--- start of Source data ---

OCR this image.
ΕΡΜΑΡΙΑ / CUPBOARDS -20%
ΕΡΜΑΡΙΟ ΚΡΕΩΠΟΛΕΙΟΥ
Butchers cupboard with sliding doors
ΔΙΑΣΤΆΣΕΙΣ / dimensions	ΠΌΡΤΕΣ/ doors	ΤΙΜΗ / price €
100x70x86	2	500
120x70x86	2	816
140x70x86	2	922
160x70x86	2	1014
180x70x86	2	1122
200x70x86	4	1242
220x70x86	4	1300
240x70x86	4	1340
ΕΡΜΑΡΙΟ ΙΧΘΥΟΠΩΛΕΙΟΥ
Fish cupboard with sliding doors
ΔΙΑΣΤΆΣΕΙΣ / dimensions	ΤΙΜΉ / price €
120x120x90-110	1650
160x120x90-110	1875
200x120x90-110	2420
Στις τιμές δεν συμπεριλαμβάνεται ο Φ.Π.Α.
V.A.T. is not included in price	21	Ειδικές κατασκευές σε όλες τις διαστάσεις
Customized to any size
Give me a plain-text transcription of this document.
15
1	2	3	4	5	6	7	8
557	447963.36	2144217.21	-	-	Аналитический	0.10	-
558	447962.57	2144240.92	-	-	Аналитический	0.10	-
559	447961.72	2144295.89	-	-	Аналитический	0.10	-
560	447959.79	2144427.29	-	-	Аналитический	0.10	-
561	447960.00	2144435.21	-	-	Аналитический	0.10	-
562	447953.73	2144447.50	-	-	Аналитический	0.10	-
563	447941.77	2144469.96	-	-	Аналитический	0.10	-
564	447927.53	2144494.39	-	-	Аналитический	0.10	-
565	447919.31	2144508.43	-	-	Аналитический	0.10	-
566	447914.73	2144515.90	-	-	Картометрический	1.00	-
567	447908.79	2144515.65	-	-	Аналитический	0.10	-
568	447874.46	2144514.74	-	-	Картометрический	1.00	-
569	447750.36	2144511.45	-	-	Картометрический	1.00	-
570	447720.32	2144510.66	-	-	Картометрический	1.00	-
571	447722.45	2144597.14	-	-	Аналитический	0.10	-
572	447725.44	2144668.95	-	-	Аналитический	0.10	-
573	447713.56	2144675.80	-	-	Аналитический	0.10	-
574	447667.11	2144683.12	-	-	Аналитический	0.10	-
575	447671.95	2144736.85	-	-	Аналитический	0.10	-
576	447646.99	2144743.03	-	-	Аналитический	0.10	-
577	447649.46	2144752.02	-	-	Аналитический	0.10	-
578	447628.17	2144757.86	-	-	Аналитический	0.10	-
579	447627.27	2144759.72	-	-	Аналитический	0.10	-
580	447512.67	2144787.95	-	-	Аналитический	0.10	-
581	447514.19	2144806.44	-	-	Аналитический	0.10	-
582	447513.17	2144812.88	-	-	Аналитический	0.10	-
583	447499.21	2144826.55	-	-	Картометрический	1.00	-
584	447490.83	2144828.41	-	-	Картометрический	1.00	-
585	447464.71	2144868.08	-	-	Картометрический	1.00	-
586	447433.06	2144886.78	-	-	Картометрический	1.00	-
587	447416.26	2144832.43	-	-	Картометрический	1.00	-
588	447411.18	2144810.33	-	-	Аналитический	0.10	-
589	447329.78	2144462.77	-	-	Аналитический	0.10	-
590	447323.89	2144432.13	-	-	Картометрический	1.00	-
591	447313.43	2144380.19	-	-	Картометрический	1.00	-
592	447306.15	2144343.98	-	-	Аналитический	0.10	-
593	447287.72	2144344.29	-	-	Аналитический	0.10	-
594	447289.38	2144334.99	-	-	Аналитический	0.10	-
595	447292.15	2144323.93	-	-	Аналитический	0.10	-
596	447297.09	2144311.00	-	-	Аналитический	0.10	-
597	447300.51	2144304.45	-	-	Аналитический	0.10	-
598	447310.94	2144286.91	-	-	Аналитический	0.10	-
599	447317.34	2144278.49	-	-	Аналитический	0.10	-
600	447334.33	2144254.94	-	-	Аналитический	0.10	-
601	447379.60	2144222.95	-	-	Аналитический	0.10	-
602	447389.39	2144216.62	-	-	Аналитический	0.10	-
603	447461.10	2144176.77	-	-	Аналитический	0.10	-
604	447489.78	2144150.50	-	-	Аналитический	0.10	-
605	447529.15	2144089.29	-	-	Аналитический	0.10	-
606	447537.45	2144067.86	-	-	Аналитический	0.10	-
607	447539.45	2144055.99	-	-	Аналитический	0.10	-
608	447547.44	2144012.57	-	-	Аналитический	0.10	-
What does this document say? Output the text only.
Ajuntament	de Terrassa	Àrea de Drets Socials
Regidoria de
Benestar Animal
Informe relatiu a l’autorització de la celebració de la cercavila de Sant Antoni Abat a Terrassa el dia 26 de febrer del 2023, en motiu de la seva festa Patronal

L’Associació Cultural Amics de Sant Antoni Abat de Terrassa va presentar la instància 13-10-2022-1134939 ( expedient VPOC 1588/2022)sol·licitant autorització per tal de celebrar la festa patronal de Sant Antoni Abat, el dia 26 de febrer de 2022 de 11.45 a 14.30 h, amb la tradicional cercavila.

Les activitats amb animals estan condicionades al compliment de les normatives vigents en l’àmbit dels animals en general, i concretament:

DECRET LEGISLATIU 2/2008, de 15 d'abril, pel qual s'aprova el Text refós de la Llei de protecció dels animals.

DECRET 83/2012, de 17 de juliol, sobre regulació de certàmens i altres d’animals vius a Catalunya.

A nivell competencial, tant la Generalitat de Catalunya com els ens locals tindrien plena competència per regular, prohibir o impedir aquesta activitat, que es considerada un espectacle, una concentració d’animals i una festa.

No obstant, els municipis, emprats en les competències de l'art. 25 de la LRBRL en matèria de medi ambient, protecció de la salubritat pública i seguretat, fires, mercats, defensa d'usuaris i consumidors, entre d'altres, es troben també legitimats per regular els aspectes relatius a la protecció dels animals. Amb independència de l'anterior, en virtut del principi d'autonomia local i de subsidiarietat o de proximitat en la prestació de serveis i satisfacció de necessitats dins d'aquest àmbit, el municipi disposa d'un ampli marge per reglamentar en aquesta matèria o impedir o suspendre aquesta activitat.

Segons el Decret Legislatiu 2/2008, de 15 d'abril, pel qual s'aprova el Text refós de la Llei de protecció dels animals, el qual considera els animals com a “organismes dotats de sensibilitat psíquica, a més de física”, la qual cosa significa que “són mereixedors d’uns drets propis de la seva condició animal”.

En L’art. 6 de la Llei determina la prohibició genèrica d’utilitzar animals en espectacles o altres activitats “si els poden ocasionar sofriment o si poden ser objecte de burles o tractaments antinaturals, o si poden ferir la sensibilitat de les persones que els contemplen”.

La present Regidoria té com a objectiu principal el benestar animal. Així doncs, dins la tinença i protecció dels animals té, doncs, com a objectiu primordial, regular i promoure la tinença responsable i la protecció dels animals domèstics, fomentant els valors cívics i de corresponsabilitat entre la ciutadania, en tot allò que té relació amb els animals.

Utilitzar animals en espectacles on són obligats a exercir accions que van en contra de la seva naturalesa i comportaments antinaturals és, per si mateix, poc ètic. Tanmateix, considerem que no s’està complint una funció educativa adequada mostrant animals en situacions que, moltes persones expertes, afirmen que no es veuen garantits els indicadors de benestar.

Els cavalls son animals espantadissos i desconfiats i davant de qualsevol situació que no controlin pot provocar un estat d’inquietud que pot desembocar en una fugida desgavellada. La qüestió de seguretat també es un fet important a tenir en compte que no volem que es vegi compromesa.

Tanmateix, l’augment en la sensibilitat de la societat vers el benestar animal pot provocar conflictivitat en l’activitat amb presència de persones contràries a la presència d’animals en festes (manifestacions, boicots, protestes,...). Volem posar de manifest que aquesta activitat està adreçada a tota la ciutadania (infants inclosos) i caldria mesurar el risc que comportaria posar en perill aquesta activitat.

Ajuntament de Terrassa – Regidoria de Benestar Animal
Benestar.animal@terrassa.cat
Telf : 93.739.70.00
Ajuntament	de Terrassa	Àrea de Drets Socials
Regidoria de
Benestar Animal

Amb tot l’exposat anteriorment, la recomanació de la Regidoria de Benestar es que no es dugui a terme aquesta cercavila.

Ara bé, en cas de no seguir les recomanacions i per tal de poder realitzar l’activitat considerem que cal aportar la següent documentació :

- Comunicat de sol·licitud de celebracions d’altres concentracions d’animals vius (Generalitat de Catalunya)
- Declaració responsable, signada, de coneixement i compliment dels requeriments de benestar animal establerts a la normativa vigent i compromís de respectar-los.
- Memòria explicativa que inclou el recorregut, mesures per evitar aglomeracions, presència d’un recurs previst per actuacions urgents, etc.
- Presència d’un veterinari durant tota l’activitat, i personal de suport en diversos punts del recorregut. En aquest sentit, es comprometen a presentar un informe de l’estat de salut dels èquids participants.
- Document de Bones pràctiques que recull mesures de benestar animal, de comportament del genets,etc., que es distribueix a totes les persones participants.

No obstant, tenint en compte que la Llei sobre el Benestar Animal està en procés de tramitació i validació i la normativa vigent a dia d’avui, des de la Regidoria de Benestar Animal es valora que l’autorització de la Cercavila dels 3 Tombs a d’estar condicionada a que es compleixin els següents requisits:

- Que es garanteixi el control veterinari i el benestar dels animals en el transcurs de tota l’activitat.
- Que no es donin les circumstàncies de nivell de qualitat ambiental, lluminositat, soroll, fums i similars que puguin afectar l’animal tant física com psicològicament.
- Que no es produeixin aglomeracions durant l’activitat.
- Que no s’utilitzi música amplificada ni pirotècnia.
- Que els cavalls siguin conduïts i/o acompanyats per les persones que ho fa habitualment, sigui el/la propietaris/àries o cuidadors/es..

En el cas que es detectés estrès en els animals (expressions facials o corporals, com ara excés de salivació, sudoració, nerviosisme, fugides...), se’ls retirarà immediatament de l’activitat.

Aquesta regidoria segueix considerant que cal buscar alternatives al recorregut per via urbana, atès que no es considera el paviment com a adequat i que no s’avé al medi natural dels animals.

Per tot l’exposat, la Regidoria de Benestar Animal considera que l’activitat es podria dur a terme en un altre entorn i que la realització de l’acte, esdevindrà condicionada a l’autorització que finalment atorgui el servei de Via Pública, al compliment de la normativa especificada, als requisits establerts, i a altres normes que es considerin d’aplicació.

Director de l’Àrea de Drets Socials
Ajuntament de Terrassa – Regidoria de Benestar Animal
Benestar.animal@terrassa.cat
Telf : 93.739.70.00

--- end of Source data ---

# Aim of the exercise
Find every line that has "with" in it, then return those lines.

# Answer to the task
Butchers cupboard with sliding doors
Fish cupboard with sliding doors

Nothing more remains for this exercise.